* [Stated goal] Keep the images out and copy every entry below exactly.

* [Data for the task]
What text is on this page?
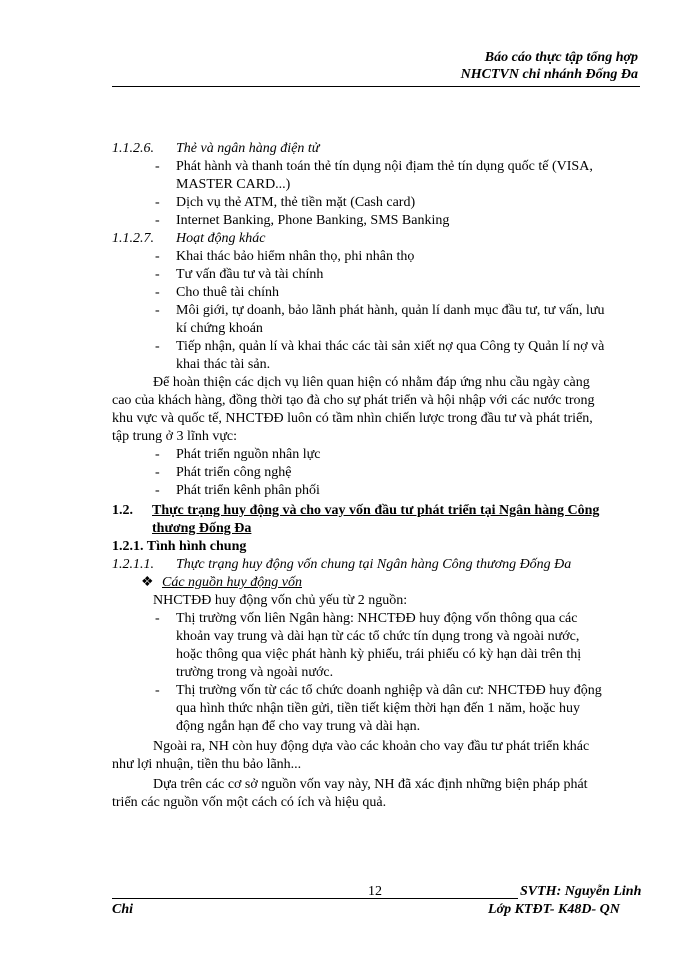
Báo cáo thực tập tổng hợp
NHCTVN chi nhánh Đống Đa
1.1.2.6. Thẻ và ngân hàng điện tử
- Phát hành và thanh toán thẻ tín dụng nội địam thẻ tín dụng quốc tế (VISA,
MASTER CARD...)
- Dịch vụ thẻ ATM, thẻ tiền mặt (Cash card)
- Internet Banking, Phone Banking, SMS Banking
1.1.2.7. Hoạt động khác
- Khai thác bảo hiểm nhân thọ, phi nhân thọ
- Tư vấn đầu tư và tài chính
- Cho thuê tài chính
- Môi giới, tự doanh, bảo lãnh phát hành, quản lí danh mục đầu tư, tư vấn, lưu
kí chứng khoán
- Tiếp nhận, quản lí và khai thác các tài sản xiết nợ qua Công ty Quản lí nợ và
khai thác tài sản.
Để hoàn thiện các dịch vụ liên quan hiện có nhằm đáp ứng nhu cầu ngày càng
cao của khách hàng, đồng thời tạo đà cho sự phát triển và hội nhập với các nước trong
khu vực và quốc tế, NHCTĐĐ luôn có tầm nhìn chiến lược trong đầu tư và phát triển,
tập trung ở 3 lĩnh vực:
- Phát triển nguồn nhân lực
- Phát triển công nghệ
- Phát triển kênh phân phối
1.2. Thực trạng huy động và cho vay vốn đầu tư phát triển tại Ngân hàng Công
thương Đống Đa
1.2.1. Tình hình chung
1.2.1.1. Thực trạng huy động vốn chung tại Ngân hàng Công thương Đống Đa
❖ Các nguồn huy động vốn
NHCTĐĐ huy động vốn chủ yếu từ 2 nguồn:
- Thị trường vốn liên Ngân hàng: NHCTĐĐ huy động vốn thông qua các
khoản vay trung và dài hạn từ các tổ chức tín dụng trong và ngoài nước,
hoặc thông qua việc phát hành kỳ phiếu, trái phiếu có kỳ hạn dài trên thị
trường trong và ngoài nước.
- Thị trường vốn từ các tổ chức doanh nghiệp và dân cư: NHCTĐĐ huy động
qua hình thức nhận tiền gửi, tiền tiết kiệm thời hạn đến 1 năm, hoặc huy
động ngắn hạn để cho vay trung và dài hạn.
Ngoài ra, NH còn huy động dựa vào các khoản cho vay đầu tư phát triển khác
như lợi nhuận, tiền thu bảo lãnh...
Dựa trên các cơ sở nguồn vốn vay này, NH đã xác định những biện pháp phát
triển các nguồn vốn một cách có ích và hiệu quả.
12	SVTH: Nguyễn Linh
Chi	Lớp KTĐT- K48D- QN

* [The solution]
What text is on this page?
Báo cáo thực tập tổng hợp
NHCTVN chi nhánh Đống Đa
1.1.2.6. Thẻ và ngân hàng điện tử
- Phát hành và thanh toán thẻ tín dụng nội địam thẻ tín dụng quốc tế (VISA,
MASTER CARD...)
- Dịch vụ thẻ ATM, thẻ tiền mặt (Cash card)
- Internet Banking, Phone Banking, SMS Banking
1.1.2.7. Hoạt động khác
- Khai thác bảo hiểm nhân thọ, phi nhân thọ
- Tư vấn đầu tư và tài chính
- Cho thuê tài chính
- Môi giới, tự doanh, bảo lãnh phát hành, quản lí danh mục đầu tư, tư vấn, lưu
kí chứng khoán
- Tiếp nhận, quản lí và khai thác các tài sản xiết nợ qua Công ty Quản lí nợ và
khai thác tài sản.
Để hoàn thiện các dịch vụ liên quan hiện có nhằm đáp ứng nhu cầu ngày càng
cao của khách hàng, đồng thời tạo đà cho sự phát triển và hội nhập với các nước trong
khu vực và quốc tế, NHCTĐĐ luôn có tầm nhìn chiến lược trong đầu tư và phát triển,
tập trung ở 3 lĩnh vực:
- Phát triển nguồn nhân lực
- Phát triển công nghệ
- Phát triển kênh phân phối
1.2. Thực trạng huy động và cho vay vốn đầu tư phát triển tại Ngân hàng Công
thương Đống Đa
1.2.1. Tình hình chung
1.2.1.1. Thực trạng huy động vốn chung tại Ngân hàng Công thương Đống Đa
❖ Các nguồn huy động vốn
NHCTĐĐ huy động vốn chủ yếu từ 2 nguồn:
- Thị trường vốn liên Ngân hàng: NHCTĐĐ huy động vốn thông qua các
khoản vay trung và dài hạn từ các tổ chức tín dụng trong và ngoài nước,
hoặc thông qua việc phát hành kỳ phiếu, trái phiếu có kỳ hạn dài trên thị
trường trong và ngoài nước.
- Thị trường vốn từ các tổ chức doanh nghiệp và dân cư: NHCTĐĐ huy động
qua hình thức nhận tiền gửi, tiền tiết kiệm thời hạn đến 1 năm, hoặc huy
động ngắn hạn để cho vay trung và dài hạn.
Ngoài ra, NH còn huy động dựa vào các khoản cho vay đầu tư phát triển khác
như lợi nhuận, tiền thu bảo lãnh...
Dựa trên các cơ sở nguồn vốn vay này, NH đã xác định những biện pháp phát
triển các nguồn vốn một cách có ích và hiệu quả.
12	SVTH: Nguyễn Linh
Chi	Lớp KTĐT- K48D- QN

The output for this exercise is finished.